**AIM OF THE TASK:**
Images are not part of the copy; write out the rest of the data exactly as given.

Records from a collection
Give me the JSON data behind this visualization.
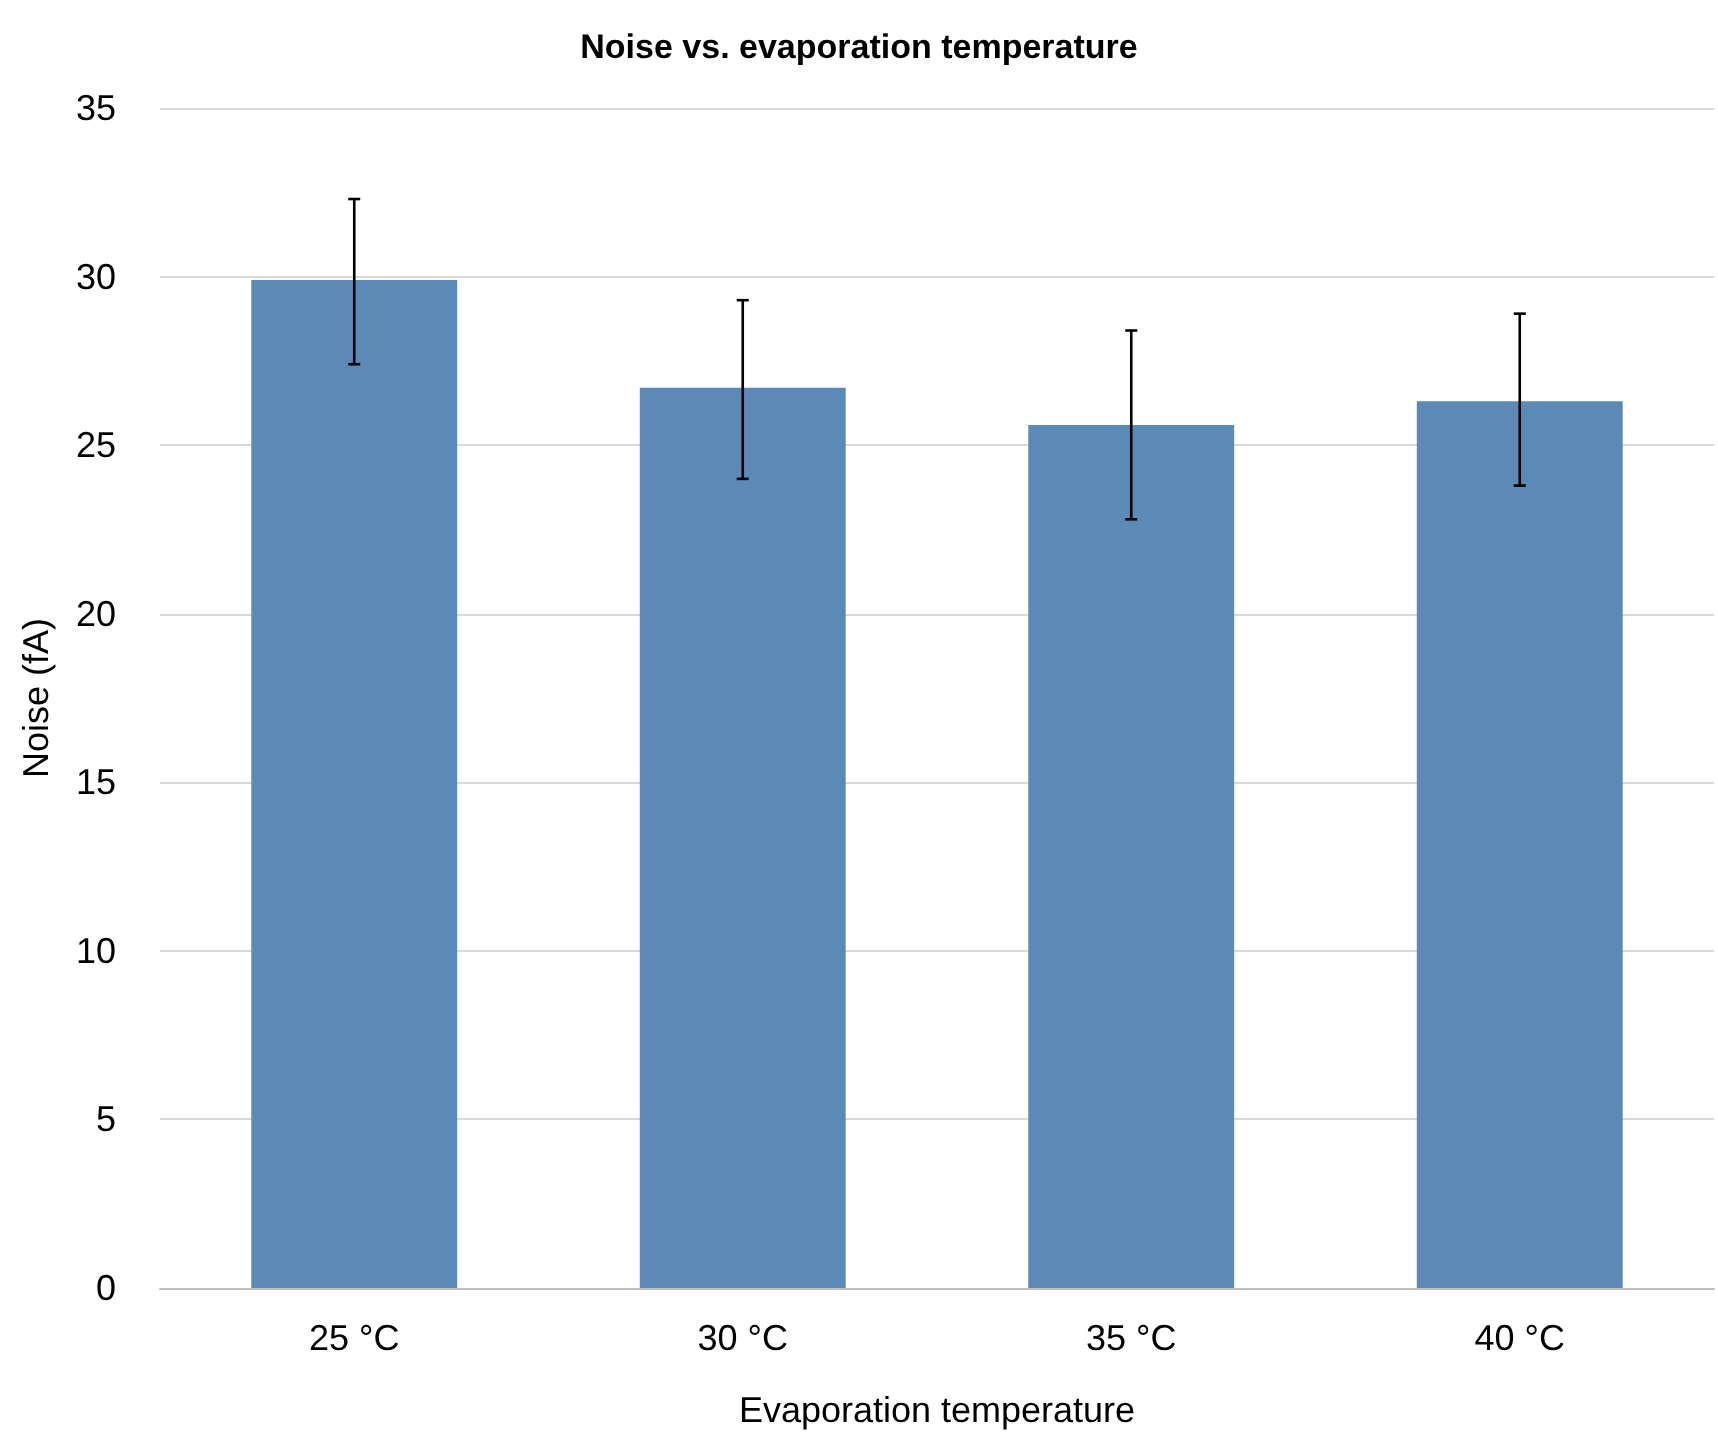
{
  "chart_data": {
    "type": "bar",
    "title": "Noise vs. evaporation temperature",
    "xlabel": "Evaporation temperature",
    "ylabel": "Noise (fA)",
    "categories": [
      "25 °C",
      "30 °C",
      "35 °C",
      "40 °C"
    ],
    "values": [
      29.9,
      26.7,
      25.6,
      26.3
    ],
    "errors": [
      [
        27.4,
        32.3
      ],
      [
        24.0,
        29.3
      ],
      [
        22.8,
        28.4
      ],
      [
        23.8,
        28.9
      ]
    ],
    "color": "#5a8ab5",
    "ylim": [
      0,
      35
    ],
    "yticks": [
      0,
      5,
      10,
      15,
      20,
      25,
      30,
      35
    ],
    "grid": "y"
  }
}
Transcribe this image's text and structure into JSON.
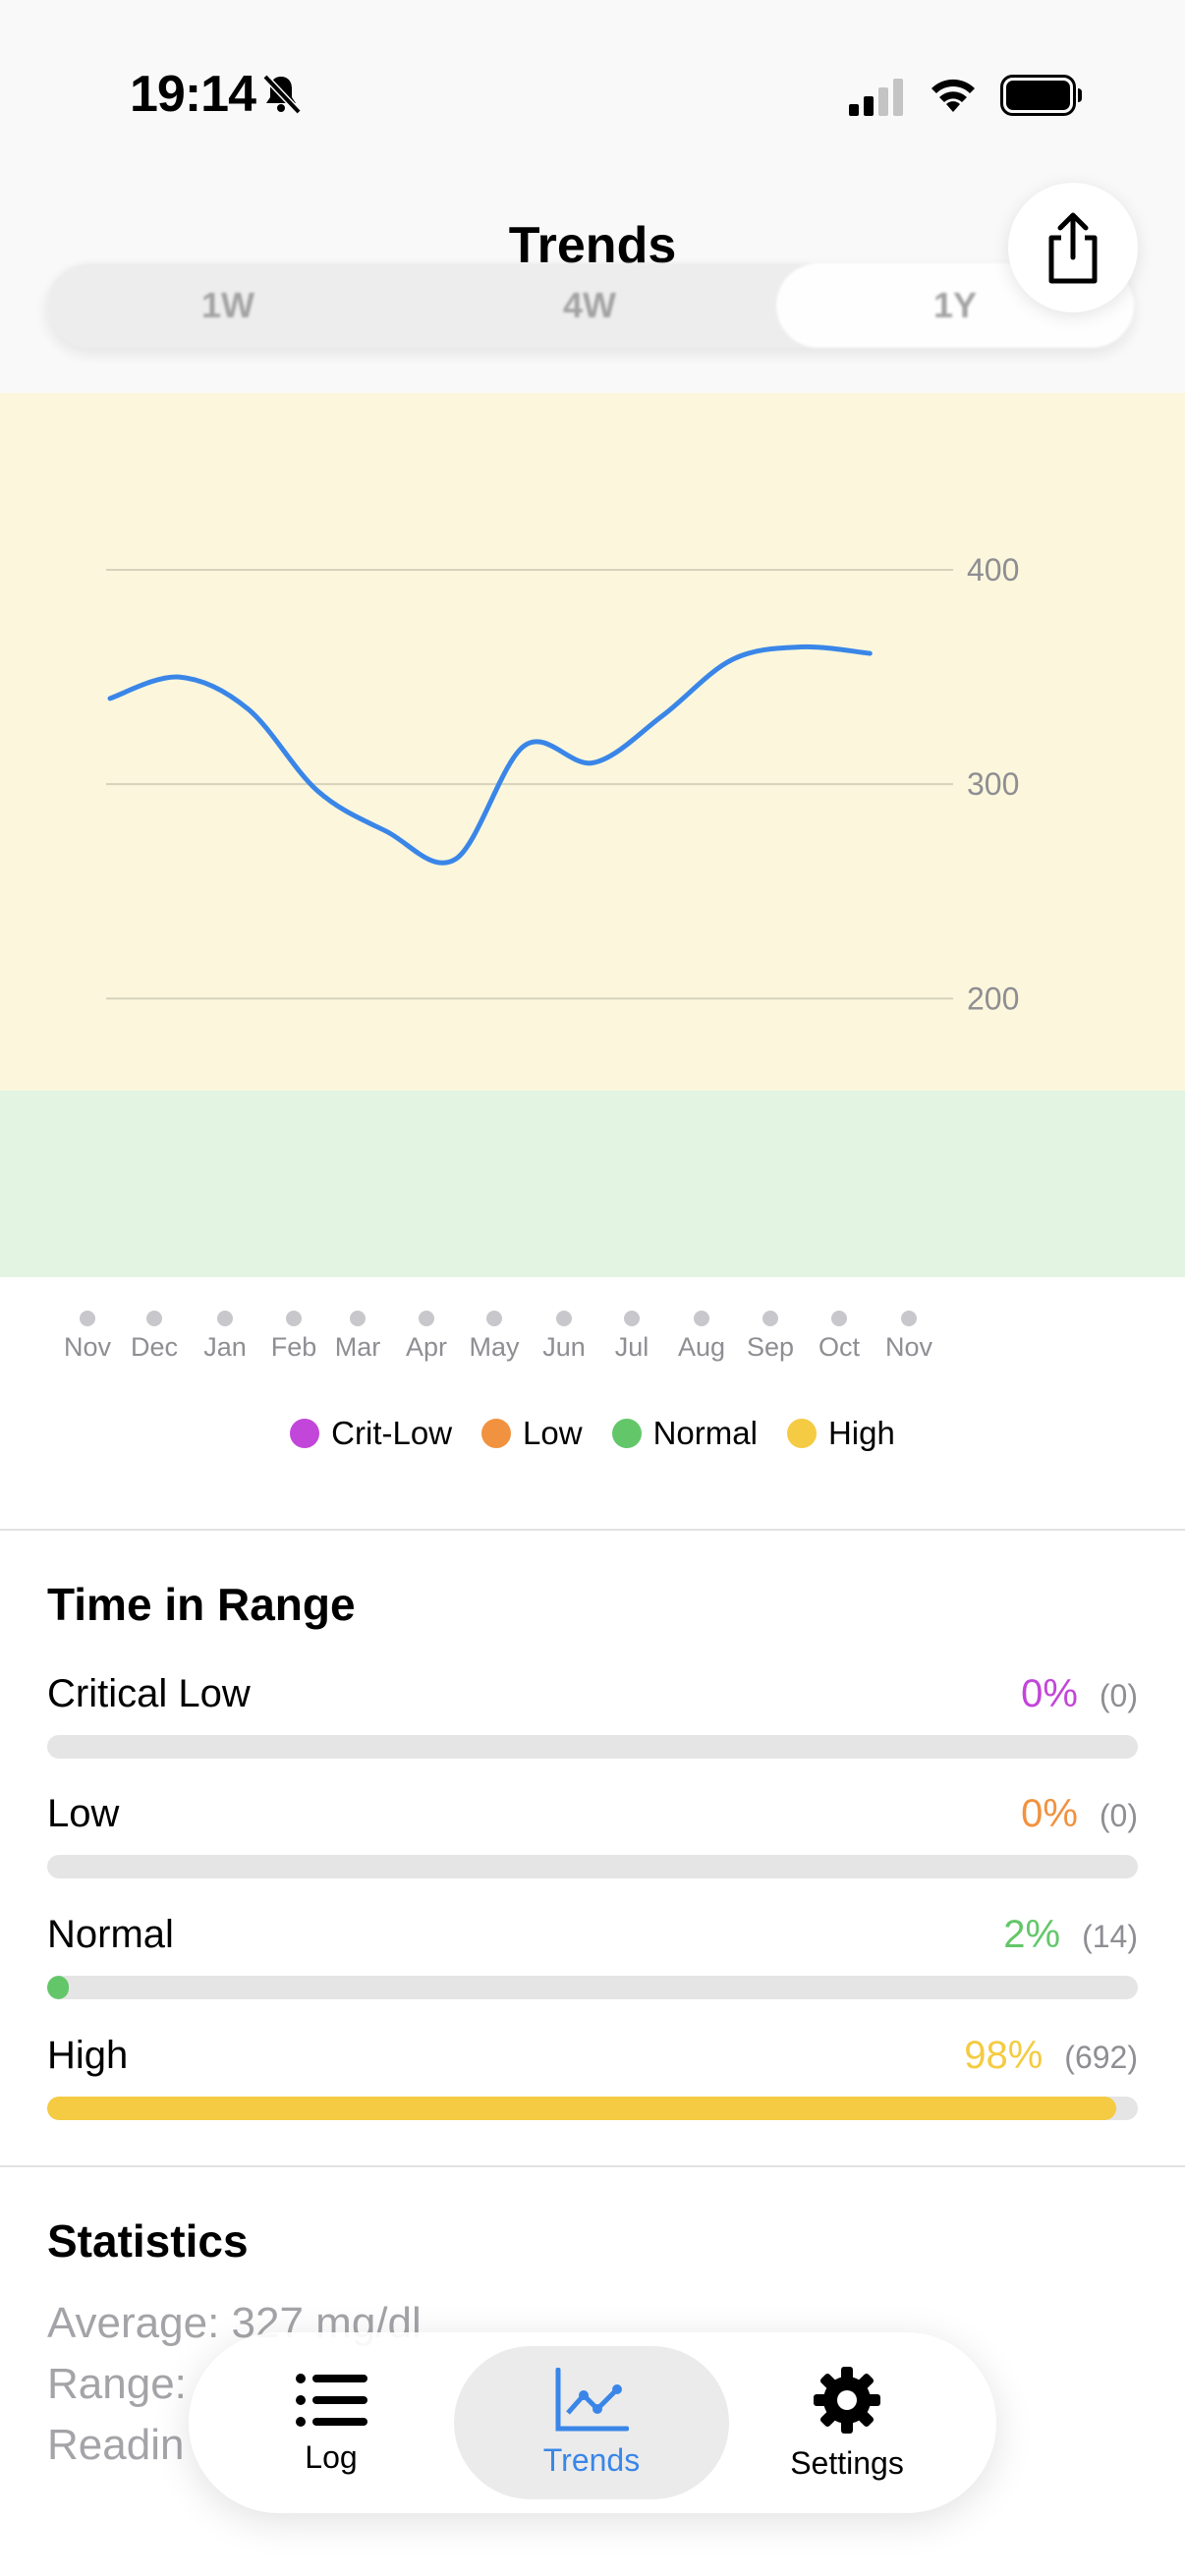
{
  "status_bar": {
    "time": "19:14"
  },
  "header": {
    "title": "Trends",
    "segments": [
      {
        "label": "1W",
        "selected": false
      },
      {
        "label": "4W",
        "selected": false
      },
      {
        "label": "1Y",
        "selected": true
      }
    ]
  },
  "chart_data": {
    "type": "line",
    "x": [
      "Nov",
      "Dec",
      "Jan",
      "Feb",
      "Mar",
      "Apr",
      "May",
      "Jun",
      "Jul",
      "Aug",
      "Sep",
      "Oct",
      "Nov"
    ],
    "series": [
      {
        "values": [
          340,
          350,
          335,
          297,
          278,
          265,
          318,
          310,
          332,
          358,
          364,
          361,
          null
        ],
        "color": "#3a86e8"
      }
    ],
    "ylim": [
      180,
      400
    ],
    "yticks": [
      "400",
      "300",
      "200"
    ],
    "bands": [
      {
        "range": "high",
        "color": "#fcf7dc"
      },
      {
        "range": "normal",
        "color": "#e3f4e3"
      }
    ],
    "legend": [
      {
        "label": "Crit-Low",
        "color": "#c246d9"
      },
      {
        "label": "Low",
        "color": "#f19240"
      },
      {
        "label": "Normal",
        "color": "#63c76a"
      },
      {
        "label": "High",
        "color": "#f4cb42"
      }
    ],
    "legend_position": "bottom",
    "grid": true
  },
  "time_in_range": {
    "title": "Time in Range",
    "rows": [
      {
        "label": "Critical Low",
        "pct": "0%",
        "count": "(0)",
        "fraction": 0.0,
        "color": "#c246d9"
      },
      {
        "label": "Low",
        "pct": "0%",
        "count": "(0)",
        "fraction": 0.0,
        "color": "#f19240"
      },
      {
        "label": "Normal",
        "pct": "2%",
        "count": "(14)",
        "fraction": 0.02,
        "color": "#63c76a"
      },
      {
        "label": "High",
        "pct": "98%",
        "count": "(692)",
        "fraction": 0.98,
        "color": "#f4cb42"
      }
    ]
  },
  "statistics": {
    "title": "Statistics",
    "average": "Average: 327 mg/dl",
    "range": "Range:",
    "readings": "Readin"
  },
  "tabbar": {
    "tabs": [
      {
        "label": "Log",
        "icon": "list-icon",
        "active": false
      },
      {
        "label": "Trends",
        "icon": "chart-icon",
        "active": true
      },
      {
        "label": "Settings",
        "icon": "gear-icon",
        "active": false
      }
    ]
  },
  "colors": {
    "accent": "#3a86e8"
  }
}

**EXERCISE RESULT:**
Give me the JSON data behind this visualization.
{
  "chart_data": {
    "type": "bar",
    "title": "Noise vs. evaporation temperature",
    "xlabel": "Evaporation temperature",
    "ylabel": "Noise (fA)",
    "categories": [
      "25 °C",
      "30 °C",
      "35 °C",
      "40 °C"
    ],
    "values": [
      29.9,
      26.7,
      25.6,
      26.3
    ],
    "errors": [
      [
        27.4,
        32.3
      ],
      [
        24.0,
        29.3
      ],
      [
        22.8,
        28.4
      ],
      [
        23.8,
        28.9
      ]
    ],
    "color": "#5a8ab5",
    "ylim": [
      0,
      35
    ],
    "yticks": [
      0,
      5,
      10,
      15,
      20,
      25,
      30,
      35
    ],
    "grid": "y"
  }
}
Transcribe this image's text and structure into JSON.
{
  "status_bar": {
    "time": "19:14"
  },
  "header": {
    "title": "Trends",
    "segments": [
      {
        "label": "1W",
        "selected": false
      },
      {
        "label": "4W",
        "selected": false
      },
      {
        "label": "1Y",
        "selected": true
      }
    ]
  },
  "chart_data": {
    "type": "line",
    "x": [
      "Nov",
      "Dec",
      "Jan",
      "Feb",
      "Mar",
      "Apr",
      "May",
      "Jun",
      "Jul",
      "Aug",
      "Sep",
      "Oct",
      "Nov"
    ],
    "series": [
      {
        "values": [
          340,
          350,
          335,
          297,
          278,
          265,
          318,
          310,
          332,
          358,
          364,
          361,
          null
        ],
        "color": "#3a86e8"
      }
    ],
    "ylim": [
      180,
      400
    ],
    "yticks": [
      "400",
      "300",
      "200"
    ],
    "bands": [
      {
        "range": "high",
        "color": "#fcf7dc"
      },
      {
        "range": "normal",
        "color": "#e3f4e3"
      }
    ],
    "legend": [
      {
        "label": "Crit-Low",
        "color": "#c246d9"
      },
      {
        "label": "Low",
        "color": "#f19240"
      },
      {
        "label": "Normal",
        "color": "#63c76a"
      },
      {
        "label": "High",
        "color": "#f4cb42"
      }
    ],
    "legend_position": "bottom",
    "grid": true
  },
  "time_in_range": {
    "title": "Time in Range",
    "rows": [
      {
        "label": "Critical Low",
        "pct": "0%",
        "count": "(0)",
        "fraction": 0.0,
        "color": "#c246d9"
      },
      {
        "label": "Low",
        "pct": "0%",
        "count": "(0)",
        "fraction": 0.0,
        "color": "#f19240"
      },
      {
        "label": "Normal",
        "pct": "2%",
        "count": "(14)",
        "fraction": 0.02,
        "color": "#63c76a"
      },
      {
        "label": "High",
        "pct": "98%",
        "count": "(692)",
        "fraction": 0.98,
        "color": "#f4cb42"
      }
    ]
  },
  "statistics": {
    "title": "Statistics",
    "average": "Average: 327 mg/dl",
    "range": "Range:",
    "readings": "Readin"
  },
  "tabbar": {
    "tabs": [
      {
        "label": "Log",
        "icon": "list-icon",
        "active": false
      },
      {
        "label": "Trends",
        "icon": "chart-icon",
        "active": true
      },
      {
        "label": "Settings",
        "icon": "gear-icon",
        "active": false
      }
    ]
  },
  "colors": {
    "accent": "#3a86e8"
  }
}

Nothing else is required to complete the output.